(Dataset entries on figures)
--- Start ---

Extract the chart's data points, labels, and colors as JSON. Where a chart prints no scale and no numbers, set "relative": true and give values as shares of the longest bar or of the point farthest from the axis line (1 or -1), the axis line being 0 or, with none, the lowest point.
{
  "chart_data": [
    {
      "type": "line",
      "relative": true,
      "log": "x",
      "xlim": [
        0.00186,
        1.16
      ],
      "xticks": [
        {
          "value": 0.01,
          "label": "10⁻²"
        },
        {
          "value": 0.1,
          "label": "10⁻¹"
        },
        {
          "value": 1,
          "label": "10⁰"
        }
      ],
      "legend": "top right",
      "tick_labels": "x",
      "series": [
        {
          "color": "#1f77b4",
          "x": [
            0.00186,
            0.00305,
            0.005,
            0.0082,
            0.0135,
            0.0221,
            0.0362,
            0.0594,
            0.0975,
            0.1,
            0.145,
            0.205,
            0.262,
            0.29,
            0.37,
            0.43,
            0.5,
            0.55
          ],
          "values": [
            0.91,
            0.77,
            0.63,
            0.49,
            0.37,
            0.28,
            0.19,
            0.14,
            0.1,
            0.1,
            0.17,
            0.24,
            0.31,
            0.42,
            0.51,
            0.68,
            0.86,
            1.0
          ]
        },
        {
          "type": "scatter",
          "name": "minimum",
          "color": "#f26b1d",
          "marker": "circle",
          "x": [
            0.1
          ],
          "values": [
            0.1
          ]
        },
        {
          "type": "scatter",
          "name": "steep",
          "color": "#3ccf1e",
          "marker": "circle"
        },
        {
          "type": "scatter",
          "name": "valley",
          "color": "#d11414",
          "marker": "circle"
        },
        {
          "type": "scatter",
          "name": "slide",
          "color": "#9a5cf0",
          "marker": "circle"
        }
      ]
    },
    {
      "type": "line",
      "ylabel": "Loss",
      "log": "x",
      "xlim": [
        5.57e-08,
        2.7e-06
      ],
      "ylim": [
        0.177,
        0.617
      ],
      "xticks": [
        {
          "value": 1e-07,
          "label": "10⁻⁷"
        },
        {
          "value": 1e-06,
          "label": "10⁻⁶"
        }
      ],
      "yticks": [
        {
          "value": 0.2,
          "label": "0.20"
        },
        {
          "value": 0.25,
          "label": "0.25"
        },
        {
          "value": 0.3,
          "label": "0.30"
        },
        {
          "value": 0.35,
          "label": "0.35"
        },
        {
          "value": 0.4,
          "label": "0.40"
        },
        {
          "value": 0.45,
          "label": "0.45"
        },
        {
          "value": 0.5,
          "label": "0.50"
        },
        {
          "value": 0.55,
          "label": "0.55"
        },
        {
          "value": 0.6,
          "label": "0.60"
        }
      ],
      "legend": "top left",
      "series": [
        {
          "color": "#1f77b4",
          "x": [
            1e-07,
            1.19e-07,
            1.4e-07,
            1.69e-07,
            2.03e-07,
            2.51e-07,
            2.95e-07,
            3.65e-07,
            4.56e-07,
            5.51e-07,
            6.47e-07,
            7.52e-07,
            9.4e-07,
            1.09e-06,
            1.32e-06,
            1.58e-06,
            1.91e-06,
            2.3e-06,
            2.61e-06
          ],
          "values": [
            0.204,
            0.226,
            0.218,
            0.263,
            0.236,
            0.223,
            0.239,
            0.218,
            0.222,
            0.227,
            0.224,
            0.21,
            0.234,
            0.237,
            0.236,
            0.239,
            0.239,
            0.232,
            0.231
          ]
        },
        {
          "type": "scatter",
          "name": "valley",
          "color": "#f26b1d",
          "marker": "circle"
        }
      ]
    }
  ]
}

--- End ---

Search the entries for "relative" and copy out each line that has it.

Output:
Extract the chart's data points, labels, and colors as JSON. Where a chart prints no scale and no numbers, set "relative": true and give values as shares of the longest bar or of the point farthest from the axis line (1 or -1), the axis line being 0 or, with none, the lowest point.
      "relative": true,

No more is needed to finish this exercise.